# START OF Data section
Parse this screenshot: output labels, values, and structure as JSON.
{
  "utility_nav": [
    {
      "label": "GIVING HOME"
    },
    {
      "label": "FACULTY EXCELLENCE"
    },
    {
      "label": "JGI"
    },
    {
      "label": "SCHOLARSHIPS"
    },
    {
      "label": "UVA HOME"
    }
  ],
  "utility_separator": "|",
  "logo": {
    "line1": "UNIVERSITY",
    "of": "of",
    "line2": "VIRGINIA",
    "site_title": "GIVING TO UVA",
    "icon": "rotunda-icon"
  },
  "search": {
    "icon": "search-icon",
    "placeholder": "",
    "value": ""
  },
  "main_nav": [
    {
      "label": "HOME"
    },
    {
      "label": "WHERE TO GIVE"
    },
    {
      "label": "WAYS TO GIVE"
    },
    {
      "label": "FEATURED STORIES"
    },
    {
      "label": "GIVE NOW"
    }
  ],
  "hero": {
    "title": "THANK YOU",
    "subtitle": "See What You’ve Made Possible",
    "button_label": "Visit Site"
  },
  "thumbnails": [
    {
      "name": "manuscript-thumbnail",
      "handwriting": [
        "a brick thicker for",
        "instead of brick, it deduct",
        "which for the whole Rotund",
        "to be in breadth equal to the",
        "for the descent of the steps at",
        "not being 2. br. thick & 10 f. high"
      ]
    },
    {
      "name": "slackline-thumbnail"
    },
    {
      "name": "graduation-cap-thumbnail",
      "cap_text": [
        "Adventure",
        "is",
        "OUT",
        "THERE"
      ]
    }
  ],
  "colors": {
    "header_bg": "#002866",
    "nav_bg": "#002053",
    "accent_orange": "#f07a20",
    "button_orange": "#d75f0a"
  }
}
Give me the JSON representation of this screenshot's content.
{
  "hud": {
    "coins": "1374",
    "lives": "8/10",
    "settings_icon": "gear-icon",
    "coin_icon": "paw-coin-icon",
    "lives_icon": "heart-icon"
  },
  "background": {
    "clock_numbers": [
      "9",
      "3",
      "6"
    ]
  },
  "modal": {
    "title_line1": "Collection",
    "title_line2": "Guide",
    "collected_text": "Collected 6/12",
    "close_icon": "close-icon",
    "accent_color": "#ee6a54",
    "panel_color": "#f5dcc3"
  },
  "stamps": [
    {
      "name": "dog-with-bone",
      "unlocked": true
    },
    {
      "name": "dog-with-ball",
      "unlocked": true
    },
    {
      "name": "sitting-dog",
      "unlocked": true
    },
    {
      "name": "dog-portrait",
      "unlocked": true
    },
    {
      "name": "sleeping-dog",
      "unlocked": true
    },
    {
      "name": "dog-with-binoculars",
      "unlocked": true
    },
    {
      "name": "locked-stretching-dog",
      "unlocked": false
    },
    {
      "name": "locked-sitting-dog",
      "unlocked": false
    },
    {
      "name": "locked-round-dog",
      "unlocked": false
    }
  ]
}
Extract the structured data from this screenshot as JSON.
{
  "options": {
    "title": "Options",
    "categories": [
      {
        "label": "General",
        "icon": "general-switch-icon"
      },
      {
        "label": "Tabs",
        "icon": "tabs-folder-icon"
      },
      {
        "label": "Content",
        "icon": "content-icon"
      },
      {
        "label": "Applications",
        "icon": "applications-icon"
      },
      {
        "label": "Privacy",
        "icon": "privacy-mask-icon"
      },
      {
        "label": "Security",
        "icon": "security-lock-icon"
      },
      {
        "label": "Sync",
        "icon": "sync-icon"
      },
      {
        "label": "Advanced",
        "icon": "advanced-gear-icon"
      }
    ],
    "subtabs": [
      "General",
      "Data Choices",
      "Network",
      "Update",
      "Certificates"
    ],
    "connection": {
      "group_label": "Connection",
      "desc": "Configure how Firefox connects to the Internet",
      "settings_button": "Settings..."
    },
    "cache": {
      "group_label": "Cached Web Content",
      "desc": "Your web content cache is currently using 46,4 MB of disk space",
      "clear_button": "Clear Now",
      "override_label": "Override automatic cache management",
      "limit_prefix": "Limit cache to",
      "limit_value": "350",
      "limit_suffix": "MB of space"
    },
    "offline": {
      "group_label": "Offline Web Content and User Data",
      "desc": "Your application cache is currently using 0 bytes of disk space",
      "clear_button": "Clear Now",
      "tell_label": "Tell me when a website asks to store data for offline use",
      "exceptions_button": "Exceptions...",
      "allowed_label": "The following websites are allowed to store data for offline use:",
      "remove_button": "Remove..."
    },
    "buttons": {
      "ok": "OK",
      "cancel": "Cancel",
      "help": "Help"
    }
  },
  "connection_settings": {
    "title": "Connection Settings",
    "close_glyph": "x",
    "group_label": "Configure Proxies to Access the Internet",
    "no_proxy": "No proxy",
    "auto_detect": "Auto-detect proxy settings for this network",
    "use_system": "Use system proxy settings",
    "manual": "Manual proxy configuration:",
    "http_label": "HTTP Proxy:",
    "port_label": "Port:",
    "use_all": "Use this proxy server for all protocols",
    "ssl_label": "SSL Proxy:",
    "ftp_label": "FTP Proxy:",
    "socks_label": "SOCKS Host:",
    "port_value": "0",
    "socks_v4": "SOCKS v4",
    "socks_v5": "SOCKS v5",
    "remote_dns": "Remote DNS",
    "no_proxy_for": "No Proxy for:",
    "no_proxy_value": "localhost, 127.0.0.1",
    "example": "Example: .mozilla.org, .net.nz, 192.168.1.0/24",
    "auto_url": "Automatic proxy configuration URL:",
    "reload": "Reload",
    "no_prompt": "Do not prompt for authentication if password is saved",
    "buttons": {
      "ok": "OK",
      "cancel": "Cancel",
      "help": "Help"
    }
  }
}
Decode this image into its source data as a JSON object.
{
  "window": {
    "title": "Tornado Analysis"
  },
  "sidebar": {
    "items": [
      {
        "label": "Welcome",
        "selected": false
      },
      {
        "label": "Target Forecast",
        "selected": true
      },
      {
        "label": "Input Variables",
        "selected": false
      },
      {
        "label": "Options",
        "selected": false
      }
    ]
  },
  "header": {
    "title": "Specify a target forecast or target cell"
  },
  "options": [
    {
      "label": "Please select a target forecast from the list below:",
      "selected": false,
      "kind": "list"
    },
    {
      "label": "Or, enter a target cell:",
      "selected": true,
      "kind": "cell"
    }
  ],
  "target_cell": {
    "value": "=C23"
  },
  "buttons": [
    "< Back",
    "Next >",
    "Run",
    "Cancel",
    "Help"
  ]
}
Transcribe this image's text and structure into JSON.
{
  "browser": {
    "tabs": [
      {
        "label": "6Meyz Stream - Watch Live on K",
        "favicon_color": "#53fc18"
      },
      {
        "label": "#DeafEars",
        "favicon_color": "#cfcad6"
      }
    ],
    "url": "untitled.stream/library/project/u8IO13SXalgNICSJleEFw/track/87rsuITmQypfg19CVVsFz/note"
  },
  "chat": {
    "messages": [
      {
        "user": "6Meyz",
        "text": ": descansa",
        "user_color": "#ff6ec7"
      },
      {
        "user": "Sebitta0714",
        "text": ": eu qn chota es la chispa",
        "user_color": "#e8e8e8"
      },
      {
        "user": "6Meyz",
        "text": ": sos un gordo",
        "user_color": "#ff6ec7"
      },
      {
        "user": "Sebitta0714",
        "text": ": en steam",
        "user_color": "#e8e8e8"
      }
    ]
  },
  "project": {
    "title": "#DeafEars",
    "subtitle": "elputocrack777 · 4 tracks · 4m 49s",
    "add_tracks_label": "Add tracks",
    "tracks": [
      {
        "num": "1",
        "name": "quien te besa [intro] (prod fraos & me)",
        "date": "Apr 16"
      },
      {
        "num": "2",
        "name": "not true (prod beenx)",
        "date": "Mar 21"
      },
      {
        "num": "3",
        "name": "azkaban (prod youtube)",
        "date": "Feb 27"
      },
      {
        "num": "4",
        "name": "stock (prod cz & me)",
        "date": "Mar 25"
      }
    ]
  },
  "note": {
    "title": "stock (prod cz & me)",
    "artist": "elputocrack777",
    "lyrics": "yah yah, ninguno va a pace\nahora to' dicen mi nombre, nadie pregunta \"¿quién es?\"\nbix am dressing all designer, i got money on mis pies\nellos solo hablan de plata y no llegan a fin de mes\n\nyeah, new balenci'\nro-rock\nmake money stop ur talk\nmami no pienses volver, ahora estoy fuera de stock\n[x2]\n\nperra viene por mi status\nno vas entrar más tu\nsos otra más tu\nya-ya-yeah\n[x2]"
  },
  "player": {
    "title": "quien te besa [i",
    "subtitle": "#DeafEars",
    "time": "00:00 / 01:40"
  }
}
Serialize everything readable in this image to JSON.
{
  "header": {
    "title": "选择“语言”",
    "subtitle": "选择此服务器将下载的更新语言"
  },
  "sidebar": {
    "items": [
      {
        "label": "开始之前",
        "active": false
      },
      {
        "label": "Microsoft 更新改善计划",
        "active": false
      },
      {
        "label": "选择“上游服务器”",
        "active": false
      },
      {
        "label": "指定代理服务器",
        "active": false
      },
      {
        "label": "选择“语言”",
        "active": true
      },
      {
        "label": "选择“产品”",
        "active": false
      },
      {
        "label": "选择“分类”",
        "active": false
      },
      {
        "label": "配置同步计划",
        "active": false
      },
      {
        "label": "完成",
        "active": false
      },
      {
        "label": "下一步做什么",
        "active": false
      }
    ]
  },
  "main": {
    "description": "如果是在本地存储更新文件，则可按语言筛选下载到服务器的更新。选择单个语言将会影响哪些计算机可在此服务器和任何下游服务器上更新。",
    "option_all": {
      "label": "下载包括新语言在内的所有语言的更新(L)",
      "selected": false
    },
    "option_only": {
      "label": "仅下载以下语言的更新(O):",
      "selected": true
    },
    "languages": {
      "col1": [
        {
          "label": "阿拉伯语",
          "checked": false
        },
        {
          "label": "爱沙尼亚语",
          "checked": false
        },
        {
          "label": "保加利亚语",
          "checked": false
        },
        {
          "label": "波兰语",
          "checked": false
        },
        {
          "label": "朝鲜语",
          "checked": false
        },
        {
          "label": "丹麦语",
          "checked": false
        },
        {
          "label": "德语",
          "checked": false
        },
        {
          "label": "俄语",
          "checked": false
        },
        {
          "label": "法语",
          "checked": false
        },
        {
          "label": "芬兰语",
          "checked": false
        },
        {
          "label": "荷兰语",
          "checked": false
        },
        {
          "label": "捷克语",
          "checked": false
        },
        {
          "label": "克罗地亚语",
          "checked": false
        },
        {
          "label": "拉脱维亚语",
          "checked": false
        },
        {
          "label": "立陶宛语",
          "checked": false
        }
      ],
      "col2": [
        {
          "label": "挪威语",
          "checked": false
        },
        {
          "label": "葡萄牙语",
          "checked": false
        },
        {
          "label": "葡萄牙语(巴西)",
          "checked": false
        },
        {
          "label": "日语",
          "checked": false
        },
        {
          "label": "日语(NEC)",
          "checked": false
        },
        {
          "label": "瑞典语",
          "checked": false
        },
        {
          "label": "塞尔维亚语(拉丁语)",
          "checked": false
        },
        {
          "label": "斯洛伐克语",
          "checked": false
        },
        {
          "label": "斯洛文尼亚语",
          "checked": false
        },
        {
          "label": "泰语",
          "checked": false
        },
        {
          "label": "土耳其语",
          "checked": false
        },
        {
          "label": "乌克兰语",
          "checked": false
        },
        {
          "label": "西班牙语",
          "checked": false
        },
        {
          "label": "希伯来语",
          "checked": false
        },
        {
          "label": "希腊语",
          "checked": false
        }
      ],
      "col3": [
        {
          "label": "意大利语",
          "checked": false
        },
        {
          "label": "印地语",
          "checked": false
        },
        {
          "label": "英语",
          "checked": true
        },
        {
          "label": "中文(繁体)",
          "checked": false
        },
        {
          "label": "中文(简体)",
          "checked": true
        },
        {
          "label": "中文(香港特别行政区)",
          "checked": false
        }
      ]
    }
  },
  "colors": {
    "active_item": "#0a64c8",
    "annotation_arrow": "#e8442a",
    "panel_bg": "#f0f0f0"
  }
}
# END OF Data section
Exercise brief
Find and copy each line above that includes the string "into".

Response for this exercise
Decode this image into its source data as a JSON object.
Transcribe this image's text and structure into JSON.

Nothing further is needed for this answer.